• [The request]:
Reproduce all entries verbatim, with nothing added or dropped.
=== Supplied records ===
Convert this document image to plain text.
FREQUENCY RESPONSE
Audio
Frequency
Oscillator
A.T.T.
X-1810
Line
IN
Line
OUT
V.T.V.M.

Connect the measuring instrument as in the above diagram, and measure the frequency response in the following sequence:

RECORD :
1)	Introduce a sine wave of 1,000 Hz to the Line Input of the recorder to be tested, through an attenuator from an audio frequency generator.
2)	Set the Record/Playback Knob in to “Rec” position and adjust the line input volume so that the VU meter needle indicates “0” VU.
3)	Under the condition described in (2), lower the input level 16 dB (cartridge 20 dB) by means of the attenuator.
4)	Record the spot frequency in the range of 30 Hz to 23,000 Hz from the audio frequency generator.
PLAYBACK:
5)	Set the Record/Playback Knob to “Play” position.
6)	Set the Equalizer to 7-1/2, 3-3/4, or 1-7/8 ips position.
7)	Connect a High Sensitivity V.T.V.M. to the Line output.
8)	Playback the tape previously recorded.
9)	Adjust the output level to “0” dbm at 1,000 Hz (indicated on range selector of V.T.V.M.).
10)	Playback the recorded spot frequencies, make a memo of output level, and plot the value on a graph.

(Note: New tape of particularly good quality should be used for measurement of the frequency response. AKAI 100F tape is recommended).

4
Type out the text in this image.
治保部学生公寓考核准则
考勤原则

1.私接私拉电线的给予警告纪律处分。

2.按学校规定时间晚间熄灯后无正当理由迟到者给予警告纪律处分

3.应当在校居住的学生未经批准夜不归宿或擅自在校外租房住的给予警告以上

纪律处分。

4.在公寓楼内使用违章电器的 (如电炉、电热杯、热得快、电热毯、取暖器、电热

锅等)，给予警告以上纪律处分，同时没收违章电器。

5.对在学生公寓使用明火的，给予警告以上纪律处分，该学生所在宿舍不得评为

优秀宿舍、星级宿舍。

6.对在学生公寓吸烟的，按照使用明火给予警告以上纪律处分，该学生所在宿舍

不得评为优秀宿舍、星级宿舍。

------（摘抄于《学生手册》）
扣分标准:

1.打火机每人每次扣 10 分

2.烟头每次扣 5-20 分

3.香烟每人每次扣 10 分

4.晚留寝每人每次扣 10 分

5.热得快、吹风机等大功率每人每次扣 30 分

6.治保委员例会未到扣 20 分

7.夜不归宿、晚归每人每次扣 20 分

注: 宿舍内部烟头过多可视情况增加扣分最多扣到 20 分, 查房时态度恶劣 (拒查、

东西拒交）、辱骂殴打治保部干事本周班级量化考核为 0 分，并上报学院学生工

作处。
===
• [Solution for this problem]:
Convert this document image to plain text.
FREQUENCY RESPONSE
Audio
Frequency
Oscillator
A.T.T.
X-1810
Line
IN
Line
OUT
V.T.V.M.

Connect the measuring instrument as in the above diagram, and measure the frequency response in the following sequence:

RECORD :
1)	Introduce a sine wave of 1,000 Hz to the Line Input of the recorder to be tested, through an attenuator from an audio frequency generator.
2)	Set the Record/Playback Knob in to “Rec” position and adjust the line input volume so that the VU meter needle indicates “0” VU.
3)	Under the condition described in (2), lower the input level 16 dB (cartridge 20 dB) by means of the attenuator.
4)	Record the spot frequency in the range of 30 Hz to 23,000 Hz from the audio frequency generator.
PLAYBACK:
5)	Set the Record/Playback Knob to “Play” position.
6)	Set the Equalizer to 7-1/2, 3-3/4, or 1-7/8 ips position.
7)	Connect a High Sensitivity V.T.V.M. to the Line output.
8)	Playback the tape previously recorded.
9)	Adjust the output level to “0” dbm at 1,000 Hz (indicated on range selector of V.T.V.M.).
10)	Playback the recorded spot frequencies, make a memo of output level, and plot the value on a graph.

(Note: New tape of particularly good quality should be used for measurement of the frequency response. AKAI 100F tape is recommended).

4
Type out the text in this image.
治保部学生公寓考核准则
考勤原则

1.私接私拉电线的给予警告纪律处分。

2.按学校规定时间晚间熄灯后无正当理由迟到者给予警告纪律处分

3.应当在校居住的学生未经批准夜不归宿或擅自在校外租房住的给予警告以上

纪律处分。

4.在公寓楼内使用违章电器的 (如电炉、电热杯、热得快、电热毯、取暖器、电热

锅等)，给予警告以上纪律处分，同时没收违章电器。

5.对在学生公寓使用明火的，给予警告以上纪律处分，该学生所在宿舍不得评为

优秀宿舍、星级宿舍。

6.对在学生公寓吸烟的，按照使用明火给予警告以上纪律处分，该学生所在宿舍

不得评为优秀宿舍、星级宿舍。

------（摘抄于《学生手册》）
扣分标准:

1.打火机每人每次扣 10 分

2.烟头每次扣 5-20 分

3.香烟每人每次扣 10 分

4.晚留寝每人每次扣 10 分

5.热得快、吹风机等大功率每人每次扣 30 分

6.治保委员例会未到扣 20 分

7.夜不归宿、晚归每人每次扣 20 分

注: 宿舍内部烟头过多可视情况增加扣分最多扣到 20 分, 查房时态度恶劣 (拒查、

东西拒交）、辱骂殴打治保部干事本周班级量化考核为 0 分，并上报学院学生工

作处。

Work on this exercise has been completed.